* _Direction_: How many of the lines below include "Laser"? Give the number and no other words.

A block of data:
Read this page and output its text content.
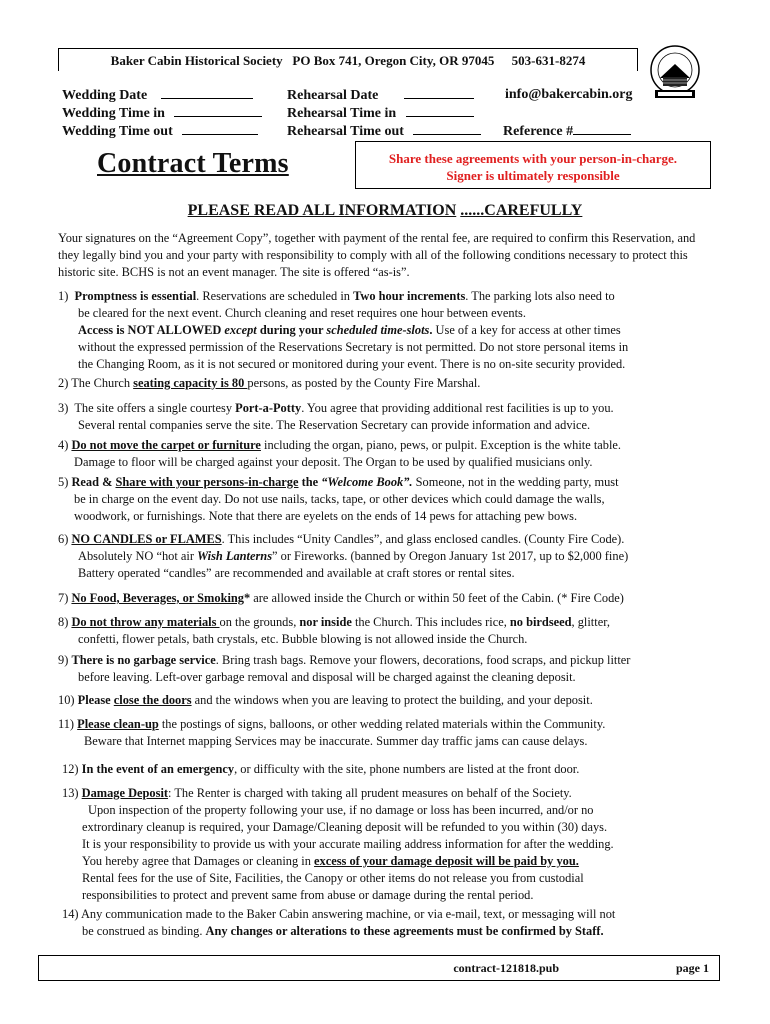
Baker Cabin Historical Society PO Box 741, Oregon City, OR 97045 503-631-8274
Wedding Date
Wedding Time in
Wedding Time out
Rehearsal Date
Rehearsal Time in
Rehearsal Time out
info@bakercabin.org
Reference #
Contract Terms	Share these agreements with your person-in-charge.
Signer is ultimately responsible
PLEASE READ ALL INFORMATION ......CAREFULLY
Your signatures on the “Agreement Copy”, together with payment of the rental fee, are required to confirm this Reservation, and they legally bind you and your party with responsibility to comply with all of the following conditions necessary to protect this historic site. BCHS is not an event manager. The site is offered “as-is”.
1) Promptness is essential. Reservations are scheduled in Two hour increments. The parking lots also need to
be cleared for the next event. Church cleaning and reset requires one hour between events.
Access is NOT ALLOWED except during your scheduled time-slots. Use of a key for access at other times
without the expressed permission of the Reservations Secretary is not permitted. Do not store personal items in
the Changing Room, as it is not secured or monitored during your event. There is no on-site security provided.
2) The Church seating capacity is 80 persons, as posted by the County Fire Marshal.
3) The site offers a single courtesy Port-a-Potty. You agree that providing additional rest facilities is up to you.
Several rental companies serve the site. The Reservation Secretary can provide information and advice.
4) Do not move the carpet or furniture including the organ, piano, pews, or pulpit. Exception is the white table.
Damage to floor will be charged against your deposit. The Organ to be used by qualified musicians only.
5) Read & Share with your persons-in-charge the “Welcome Book”. Someone, not in the wedding party, must
be in charge on the event day. Do not use nails, tacks, tape, or other devices which could damage the walls,
woodwork, or furnishings. Note that there are eyelets on the ends of 14 pews for attaching pew bows.
6) NO CANDLES or FLAMES. This includes “Unity Candles”, and glass enclosed candles. (County Fire Code).
Absolutely NO “hot air Wish Lanterns” or Fireworks. (banned by Oregon January 1st 2017, up to $2,000 fine)
Battery operated “candles” are recommended and available at craft stores or rental sites.
7) No Food, Beverages, or Smoking* are allowed inside the Church or within 50 feet of the Cabin. (* Fire Code)
8) Do not throw any materials on the grounds, nor inside the Church. This includes rice, no birdseed, glitter,
confetti, flower petals, bath crystals, etc. Bubble blowing is not allowed inside the Church.
9) There is no garbage service. Bring trash bags. Remove your flowers, decorations, food scraps, and pickup litter
before leaving. Left-over garbage removal and disposal will be charged against the cleaning deposit.
10) Please close the doors and the windows when you are leaving to protect the building, and your deposit.
11) Please clean-up the postings of signs, balloons, or other wedding related materials within the Community.
Beware that Internet mapping Services may be inaccurate. Summer day traffic jams can cause delays.
12) In the event of an emergency, or difficulty with the site, phone numbers are listed at the front door.
13) Damage Deposit: The Renter is charged with taking all prudent measures on behalf of the Society.
Upon inspection of the property following your use, if no damage or loss has been incurred, and/or no
extrordinary cleanup is required, your Damage/Cleaning deposit will be refunded to you within (30) days.
It is your responsibility to provide us with your accurate mailing address information for after the wedding.
You hereby agree that Damages or cleaning in excess of your damage deposit will be paid by you.
Rental fees for the use of Site, Facilities, the Canopy or other items do not release you from custodial
responsibilities to protect and prevent same from abuse or damage during the rental period.
14) Any communication made to the Baker Cabin answering machine, or via e-mail, text, or messaging will not
be construed as binding. Any changes or alterations to these agreements must be confirmed by Staff.
contract-121818.pub	page 1
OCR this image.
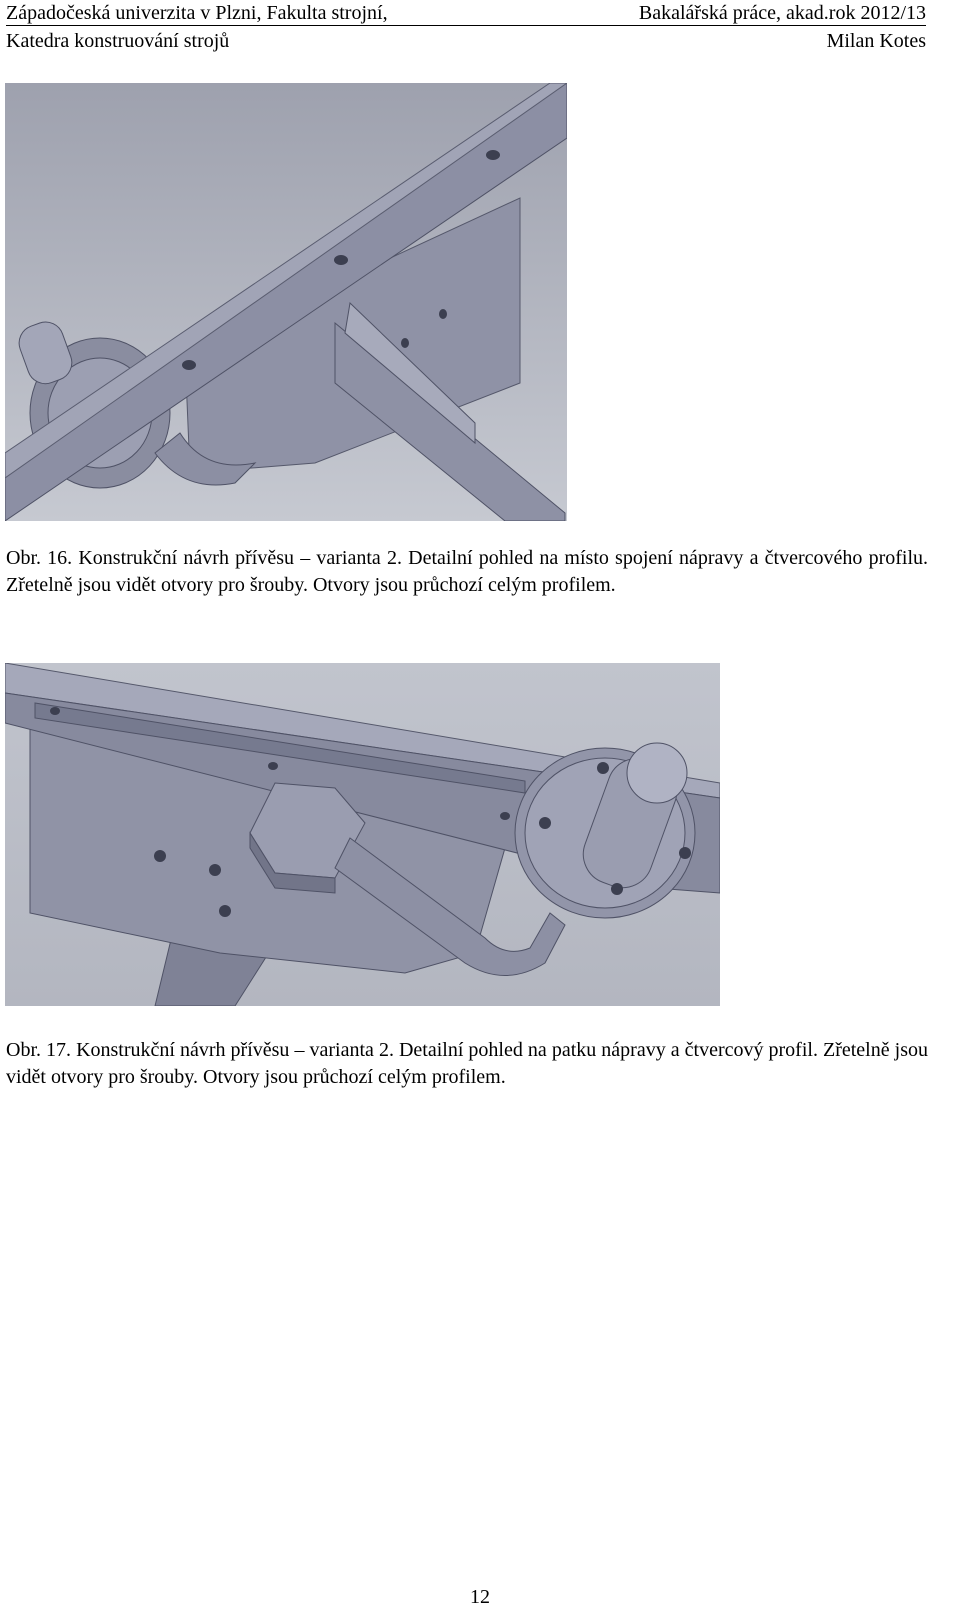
Západočeská univerzita v Plzni, Fakulta strojní,	Bakalářská práce, akad.rok 2012/13
Katedra konstruování strojů	Milan Kotes
Obr. 16. Konstrukční návrh přívěsu – varianta 2. Detailní pohled na místo spojení nápravy a čtvercového profilu. Zřetelně jsou vidět otvory pro šrouby. Otvory jsou průchozí celým profilem.
Obr. 17. Konstrukční návrh přívěsu – varianta 2. Detailní pohled na patku nápravy a čtvercový profil. Zřetelně jsou vidět otvory pro šrouby. Otvory jsou průchozí celým profilem.
12
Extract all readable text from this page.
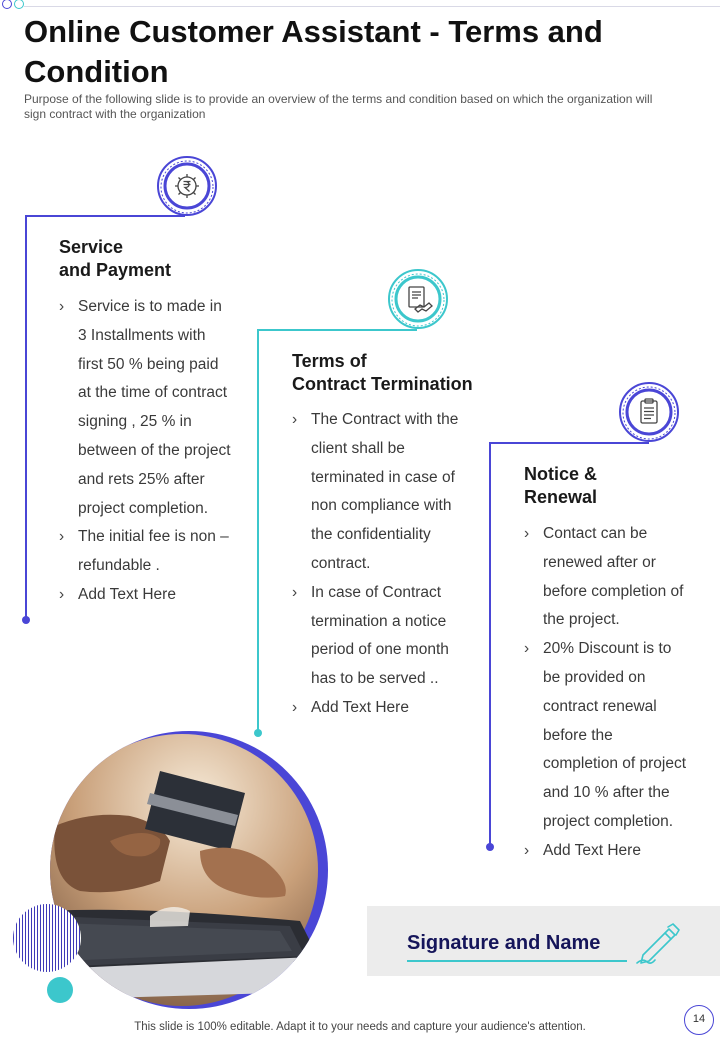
Online Customer Assistant - Terms and Condition

Purpose of the following slide is to provide an overview of the terms and condition based on which the organization will sign contract with the organization

Service
and Payment
› Service is to made in 3 Installments with first 50 % being paid at the time of contract signing , 25 % in between of the project and rets 25% after project completion.
› The initial fee is non – refundable .
› Add Text Here
Terms of
Contract Termination
› The Contract with the client shall be terminated in case of non compliance with the confidentiality contract.
› In case of Contract termination a notice period of one month has to be served ..
› Add Text Here
Notice &
Renewal
› Contact can be renewed after or before completion of the project.
› 20% Discount is to be provided on contract renewal before the completion of project and 10 % after the project completion.
› Add Text Here

Signature and Name

This slide is 100% editable. Adapt it to your needs and capture your audience's attention.

14
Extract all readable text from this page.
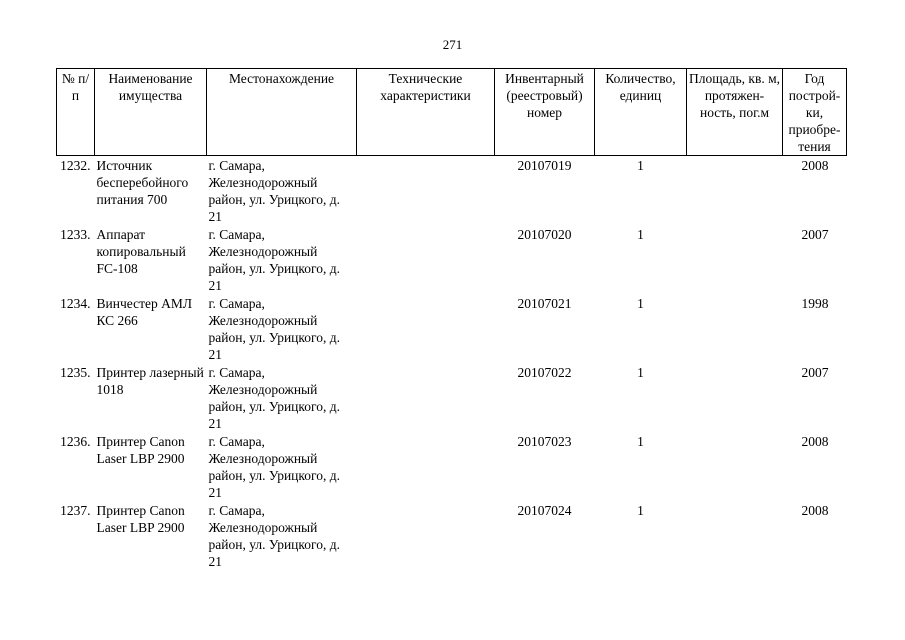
271
№ п/п	Наименование имущества	Местонахождение	Технические характеристики	Инвентарный (реестровый) номер	Количество, единиц	Площадь, кв. м, протяжен-ность, пог.м	Год построй-ки, приобре-тения
1232.	Источник бесперебойного питания 700	г. Самара, Железнодорожный район, ул. Урицкого, д. 21		20107019	1		2008
1233.	Аппарат копировальный FC-108	г. Самара, Железнодорожный район, ул. Урицкого, д. 21		20107020	1		2007
1234.	Винчестер АМЛ КС 266	г. Самара, Железнодорожный район, ул. Урицкого, д. 21		20107021	1		1998
1235.	Принтер лазерный 1018	г. Самара, Железнодорожный район, ул. Урицкого, д. 21		20107022	1		2007
1236.	Принтер Canon Laser LBP 2900	г. Самара, Железнодорожный район, ул. Урицкого, д. 21		20107023	1		2008
1237.	Принтер Canon Laser LBP 2900	г. Самара, Железнодорожный район, ул. Урицкого, д. 21		20107024	1		2008
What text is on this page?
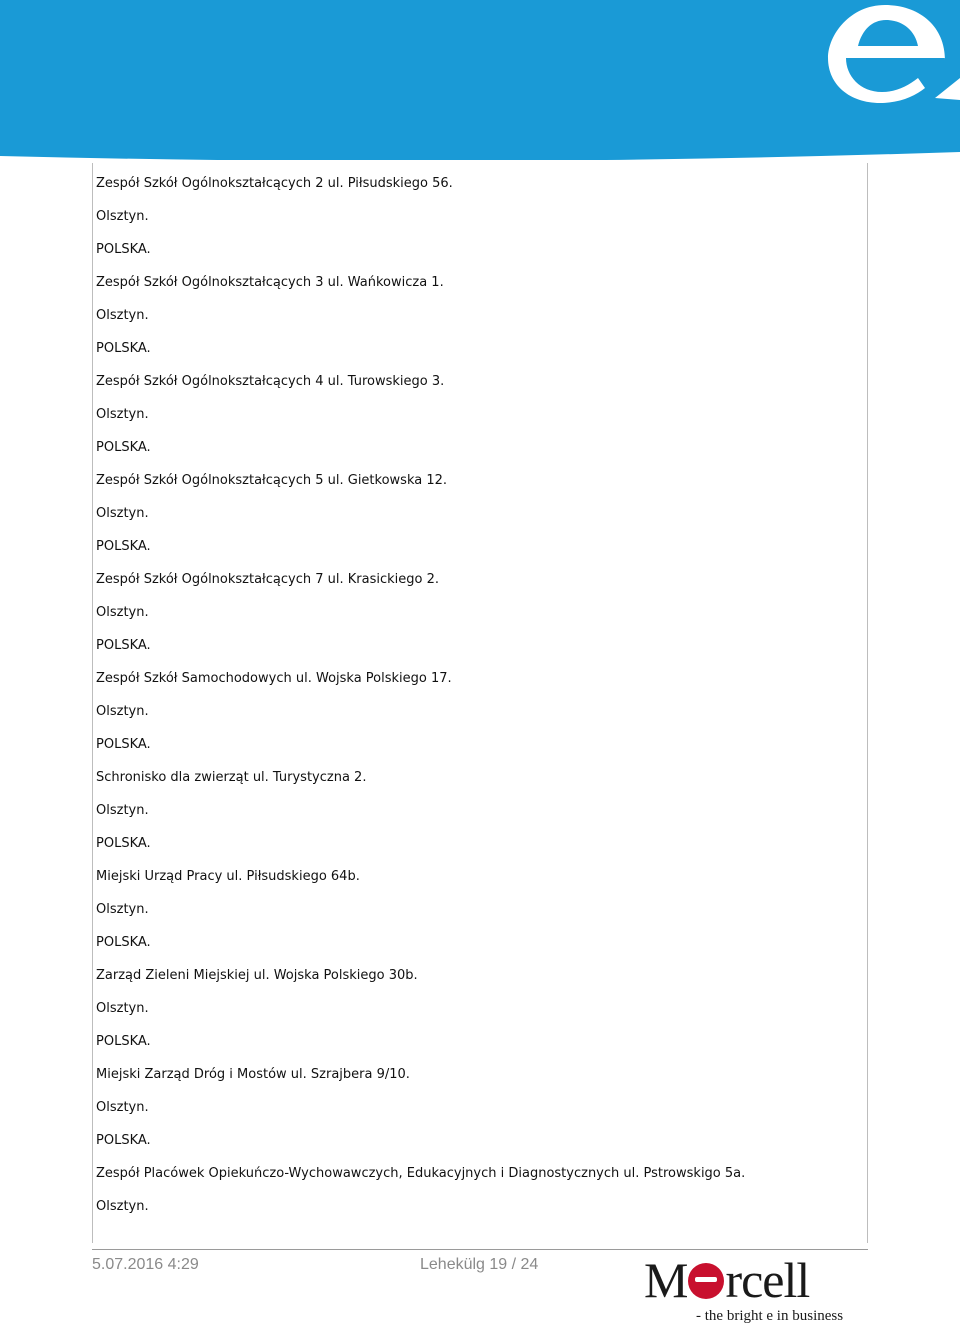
Zespół Szkół Ogólnokształcących 2 ul. Piłsudskiego 56.
Olsztyn.
POLSKA.
Zespół Szkół Ogólnokształcących 3 ul. Wańkowicza 1.
Olsztyn.
POLSKA.
Zespół Szkół Ogólnokształcących 4 ul. Turowskiego 3.
Olsztyn.
POLSKA.
Zespół Szkół Ogólnokształcących 5 ul. Gietkowska 12.
Olsztyn.
POLSKA.
Zespół Szkół Ogólnokształcących 7 ul. Krasickiego 2.
Olsztyn.
POLSKA.
Zespół Szkół Samochodowych ul. Wojska Polskiego 17.
Olsztyn.
POLSKA.
Schronisko dla zwierząt ul. Turystyczna 2.
Olsztyn.
POLSKA.
Miejski Urząd Pracy ul. Piłsudskiego 64b.
Olsztyn.
POLSKA.
Zarząd Zieleni Miejskiej ul. Wojska Polskiego 30b.
Olsztyn.
POLSKA.
Miejski Zarząd Dróg i Mostów ul. Szrajbera 9/10.
Olsztyn.
POLSKA.
Zespół Placówek Opiekuńczo-Wychowawczych, Edukacyjnych i Diagnostycznych ul. Pstrowskigo 5a.
Olsztyn.
5.07.2016 4:29	Lehekülg 19 / 24 M rcell
- the bright e in business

* _The answer_: 2